| WORK REQUIRED |
Identify each line in the records below that contains the word "JSON", and copy it.

▬▬▬

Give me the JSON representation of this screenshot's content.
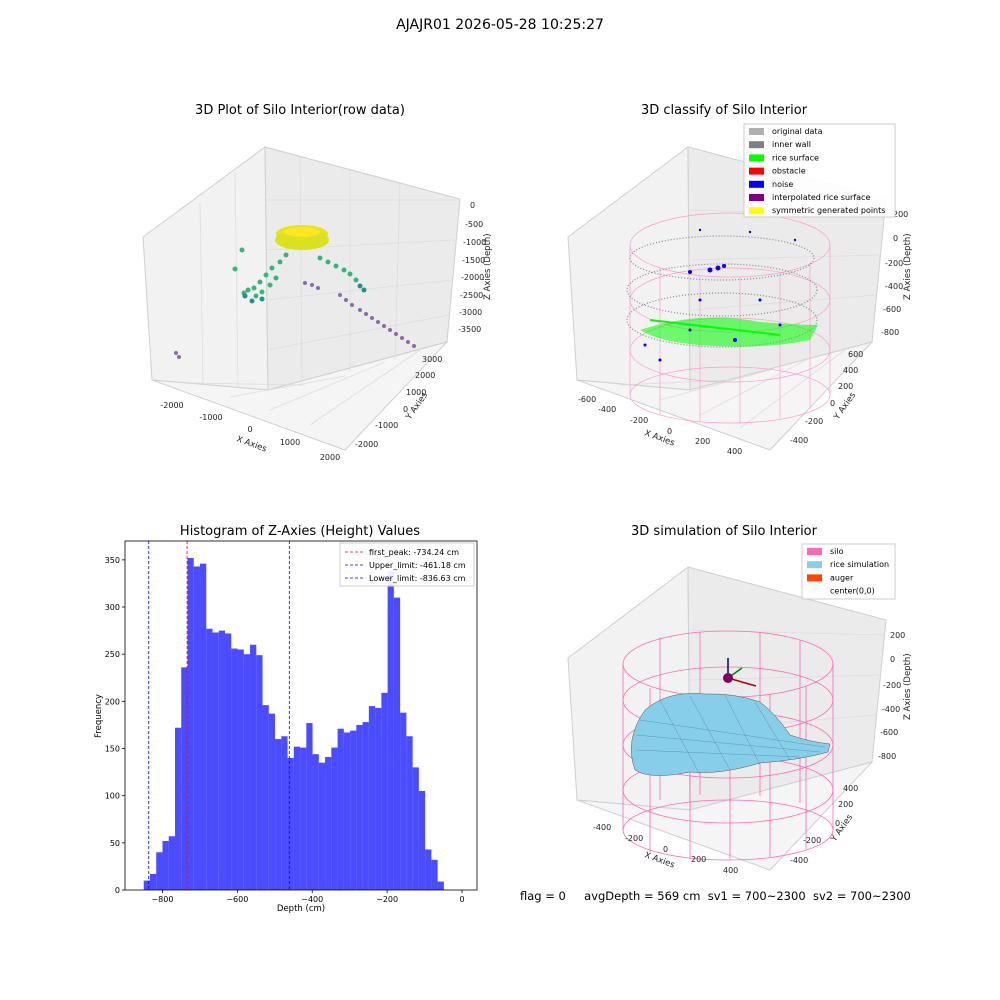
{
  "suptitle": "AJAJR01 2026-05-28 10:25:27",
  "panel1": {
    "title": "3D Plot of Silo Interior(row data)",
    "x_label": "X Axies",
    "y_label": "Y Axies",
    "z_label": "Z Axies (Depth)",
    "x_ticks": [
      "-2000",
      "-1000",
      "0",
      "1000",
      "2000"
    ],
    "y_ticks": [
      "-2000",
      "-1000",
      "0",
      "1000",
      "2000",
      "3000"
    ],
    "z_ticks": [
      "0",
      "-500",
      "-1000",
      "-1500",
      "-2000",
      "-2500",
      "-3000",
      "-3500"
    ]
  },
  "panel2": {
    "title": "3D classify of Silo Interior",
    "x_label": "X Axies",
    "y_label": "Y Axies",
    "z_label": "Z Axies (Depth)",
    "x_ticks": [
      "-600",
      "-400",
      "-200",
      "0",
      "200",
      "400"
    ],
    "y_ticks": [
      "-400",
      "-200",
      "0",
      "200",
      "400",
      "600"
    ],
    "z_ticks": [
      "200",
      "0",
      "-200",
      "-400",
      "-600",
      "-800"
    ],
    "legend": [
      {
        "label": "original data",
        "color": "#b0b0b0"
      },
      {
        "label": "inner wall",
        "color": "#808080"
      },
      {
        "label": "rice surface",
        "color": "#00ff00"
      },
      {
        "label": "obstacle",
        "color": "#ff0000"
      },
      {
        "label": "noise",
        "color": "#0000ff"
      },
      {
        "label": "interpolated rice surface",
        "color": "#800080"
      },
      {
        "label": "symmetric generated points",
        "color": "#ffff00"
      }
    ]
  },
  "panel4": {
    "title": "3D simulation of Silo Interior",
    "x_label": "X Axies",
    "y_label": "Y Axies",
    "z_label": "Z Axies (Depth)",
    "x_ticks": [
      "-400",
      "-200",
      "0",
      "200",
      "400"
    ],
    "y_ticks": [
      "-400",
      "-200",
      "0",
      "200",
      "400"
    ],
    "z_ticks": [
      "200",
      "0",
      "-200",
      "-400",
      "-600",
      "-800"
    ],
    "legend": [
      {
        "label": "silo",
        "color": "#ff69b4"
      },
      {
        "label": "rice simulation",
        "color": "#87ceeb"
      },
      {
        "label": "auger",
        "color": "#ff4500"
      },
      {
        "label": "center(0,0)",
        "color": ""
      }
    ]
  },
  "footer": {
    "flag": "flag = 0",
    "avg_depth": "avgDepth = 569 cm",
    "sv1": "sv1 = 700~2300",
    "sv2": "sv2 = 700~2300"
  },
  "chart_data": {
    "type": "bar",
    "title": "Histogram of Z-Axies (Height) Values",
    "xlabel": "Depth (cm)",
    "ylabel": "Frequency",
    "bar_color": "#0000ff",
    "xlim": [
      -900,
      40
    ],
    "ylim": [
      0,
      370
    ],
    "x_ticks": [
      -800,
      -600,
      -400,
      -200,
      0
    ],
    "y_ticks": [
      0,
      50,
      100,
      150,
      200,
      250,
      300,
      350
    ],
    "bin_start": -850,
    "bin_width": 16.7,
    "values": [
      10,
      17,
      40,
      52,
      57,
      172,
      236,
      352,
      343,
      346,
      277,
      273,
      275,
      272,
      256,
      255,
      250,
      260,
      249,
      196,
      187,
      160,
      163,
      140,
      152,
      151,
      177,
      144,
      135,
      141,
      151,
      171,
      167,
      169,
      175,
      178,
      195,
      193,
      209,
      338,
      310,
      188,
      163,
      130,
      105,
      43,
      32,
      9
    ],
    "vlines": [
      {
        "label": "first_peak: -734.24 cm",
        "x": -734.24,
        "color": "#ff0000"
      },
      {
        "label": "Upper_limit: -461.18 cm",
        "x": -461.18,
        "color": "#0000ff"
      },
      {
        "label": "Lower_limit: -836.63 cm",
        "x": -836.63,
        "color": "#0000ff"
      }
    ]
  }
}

▬▬▬

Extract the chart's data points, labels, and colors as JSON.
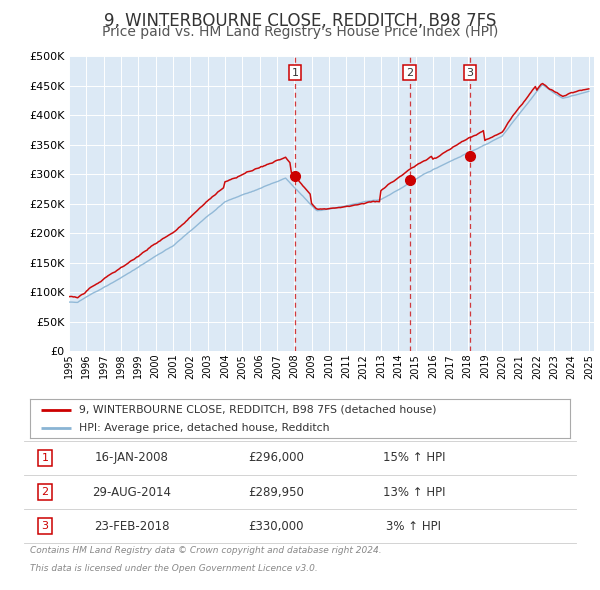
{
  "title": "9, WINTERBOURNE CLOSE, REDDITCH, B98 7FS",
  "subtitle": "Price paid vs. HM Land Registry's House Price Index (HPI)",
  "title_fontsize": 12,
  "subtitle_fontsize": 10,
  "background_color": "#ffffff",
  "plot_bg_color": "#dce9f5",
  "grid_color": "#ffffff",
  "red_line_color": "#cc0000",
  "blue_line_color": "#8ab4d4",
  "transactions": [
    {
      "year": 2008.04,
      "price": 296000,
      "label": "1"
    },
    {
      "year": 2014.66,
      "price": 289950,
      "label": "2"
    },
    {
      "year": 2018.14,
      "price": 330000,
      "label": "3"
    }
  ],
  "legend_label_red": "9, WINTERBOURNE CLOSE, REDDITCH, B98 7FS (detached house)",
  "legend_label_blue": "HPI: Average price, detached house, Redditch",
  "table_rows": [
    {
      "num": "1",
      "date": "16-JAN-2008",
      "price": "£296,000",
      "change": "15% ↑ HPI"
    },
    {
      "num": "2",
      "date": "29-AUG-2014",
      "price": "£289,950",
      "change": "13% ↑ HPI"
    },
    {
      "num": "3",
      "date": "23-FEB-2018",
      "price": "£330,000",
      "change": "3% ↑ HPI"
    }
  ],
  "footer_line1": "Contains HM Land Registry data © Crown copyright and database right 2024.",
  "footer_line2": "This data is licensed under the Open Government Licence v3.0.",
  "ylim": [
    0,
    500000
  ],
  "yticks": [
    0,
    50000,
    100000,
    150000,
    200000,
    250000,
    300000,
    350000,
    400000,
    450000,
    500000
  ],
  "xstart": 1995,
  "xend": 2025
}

▬▬▬

| TASK ANSWER |
Give me the JSON representation of this screenshot's content.
Extract the chart's data points, labels, and colors as JSON.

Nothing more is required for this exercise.